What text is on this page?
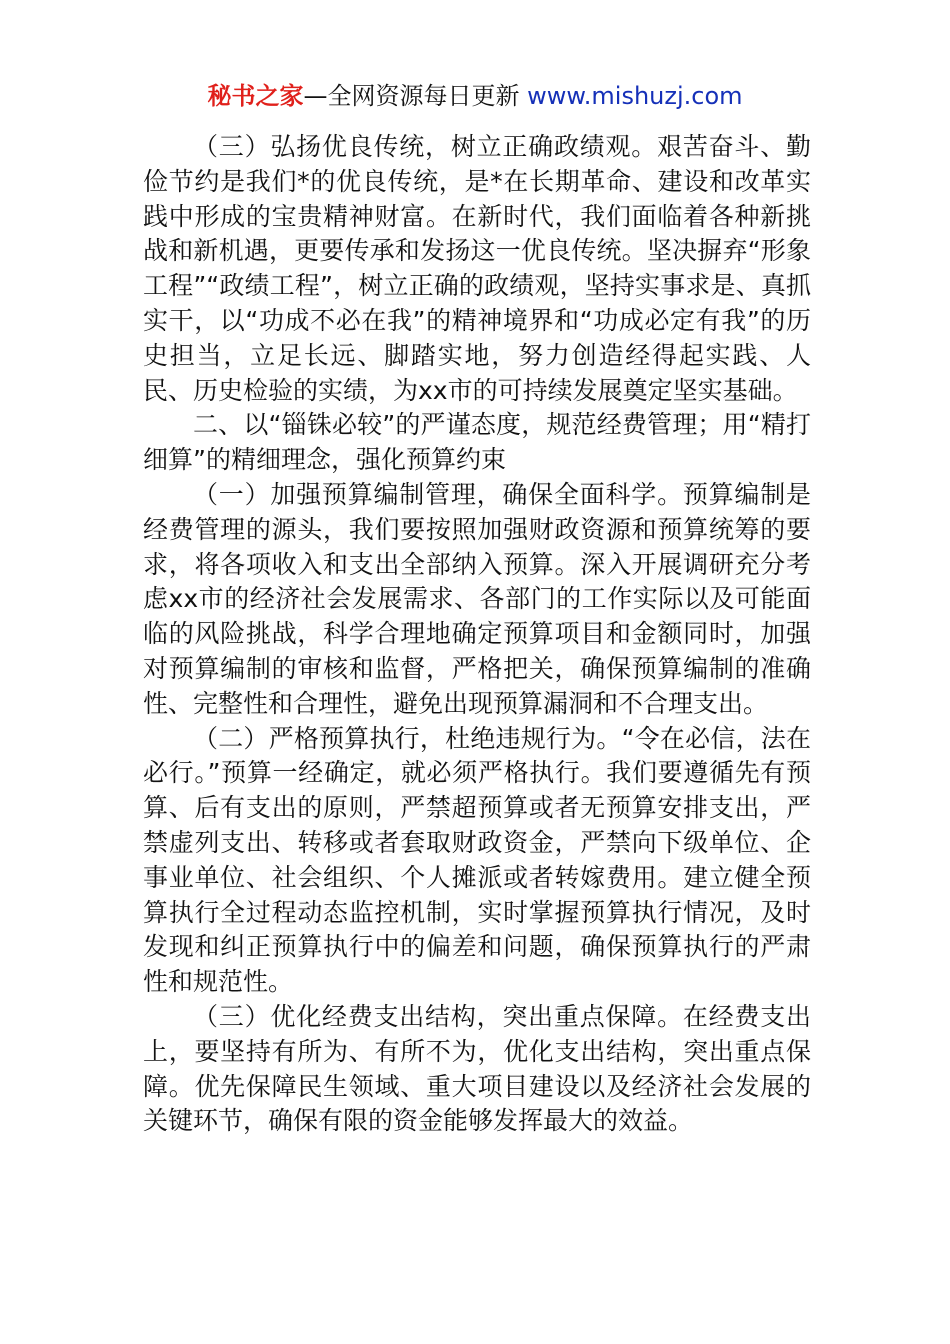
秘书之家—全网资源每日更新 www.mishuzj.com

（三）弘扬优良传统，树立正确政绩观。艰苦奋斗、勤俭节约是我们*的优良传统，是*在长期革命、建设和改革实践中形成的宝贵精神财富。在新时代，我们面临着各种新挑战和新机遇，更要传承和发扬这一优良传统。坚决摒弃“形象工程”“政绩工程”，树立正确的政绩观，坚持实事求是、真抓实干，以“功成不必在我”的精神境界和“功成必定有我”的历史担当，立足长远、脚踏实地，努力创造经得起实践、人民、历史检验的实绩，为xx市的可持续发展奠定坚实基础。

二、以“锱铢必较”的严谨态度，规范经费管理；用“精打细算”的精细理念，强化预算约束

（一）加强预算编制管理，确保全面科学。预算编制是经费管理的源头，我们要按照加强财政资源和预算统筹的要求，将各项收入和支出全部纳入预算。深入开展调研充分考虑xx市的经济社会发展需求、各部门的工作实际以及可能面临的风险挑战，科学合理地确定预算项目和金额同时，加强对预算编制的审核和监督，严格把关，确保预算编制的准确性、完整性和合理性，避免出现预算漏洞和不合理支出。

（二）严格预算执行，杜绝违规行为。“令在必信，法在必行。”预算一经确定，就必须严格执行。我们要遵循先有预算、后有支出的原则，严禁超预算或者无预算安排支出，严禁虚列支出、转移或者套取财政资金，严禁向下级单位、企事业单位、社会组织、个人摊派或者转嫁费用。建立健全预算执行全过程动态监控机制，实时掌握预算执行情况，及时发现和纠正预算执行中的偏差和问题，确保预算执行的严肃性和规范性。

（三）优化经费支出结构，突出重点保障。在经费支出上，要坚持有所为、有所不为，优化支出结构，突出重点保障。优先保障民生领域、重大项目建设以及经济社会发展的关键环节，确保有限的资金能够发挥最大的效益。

--- --- ---

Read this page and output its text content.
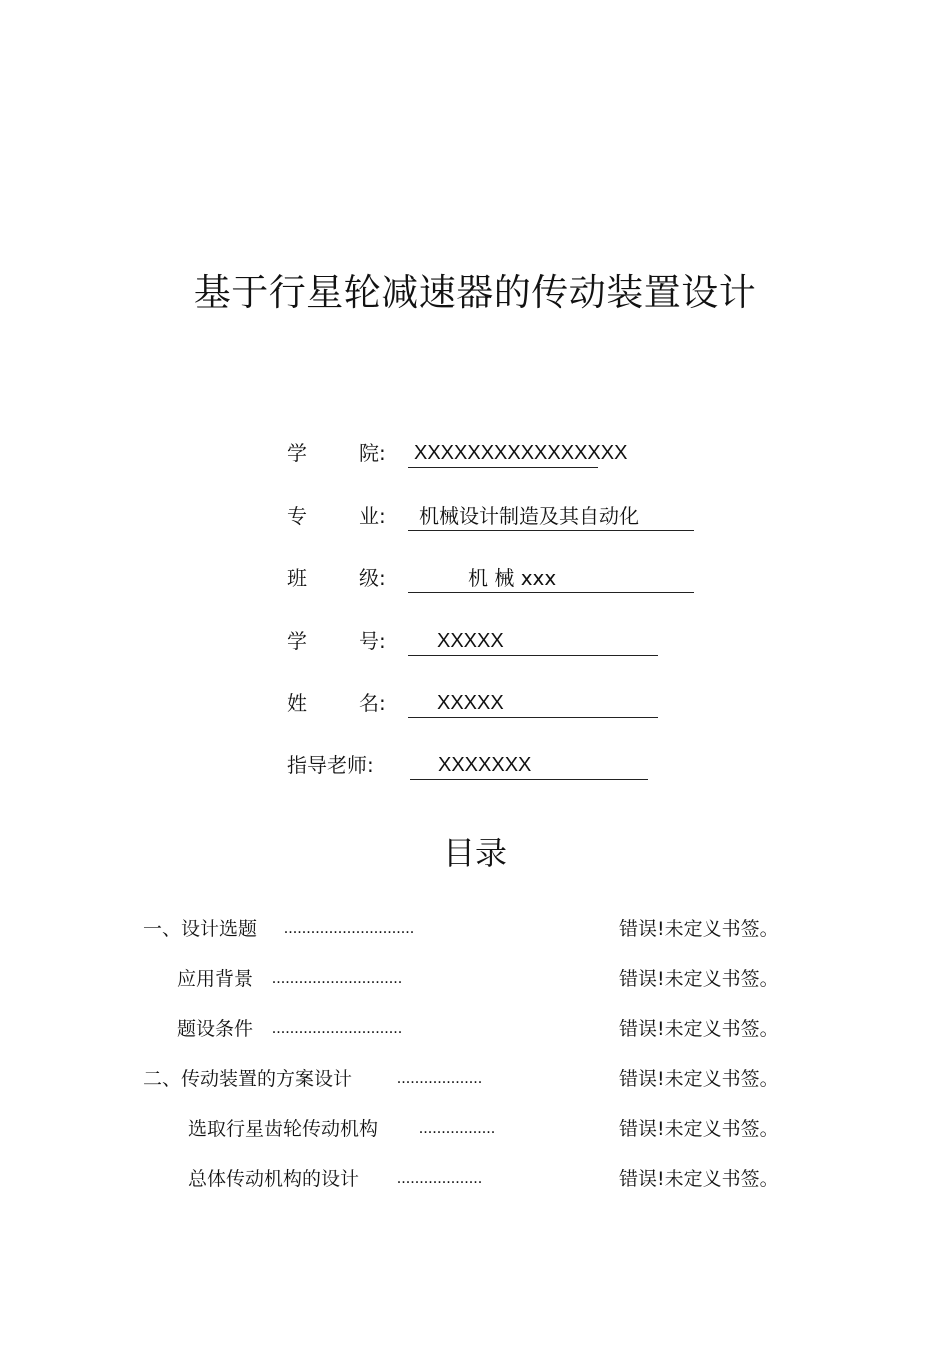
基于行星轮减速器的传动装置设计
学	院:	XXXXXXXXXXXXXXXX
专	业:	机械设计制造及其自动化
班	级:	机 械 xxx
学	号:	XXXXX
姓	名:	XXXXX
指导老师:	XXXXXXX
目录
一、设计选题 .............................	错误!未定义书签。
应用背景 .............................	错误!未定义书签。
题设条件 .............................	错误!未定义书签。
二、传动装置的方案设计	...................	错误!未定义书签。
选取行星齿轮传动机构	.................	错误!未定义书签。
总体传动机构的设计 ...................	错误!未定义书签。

--- --- ---

**Task**. Pick out each line containing the string "page" and copy it.

**Exercise response**.
What text is on this page?
Read this page and output its text content.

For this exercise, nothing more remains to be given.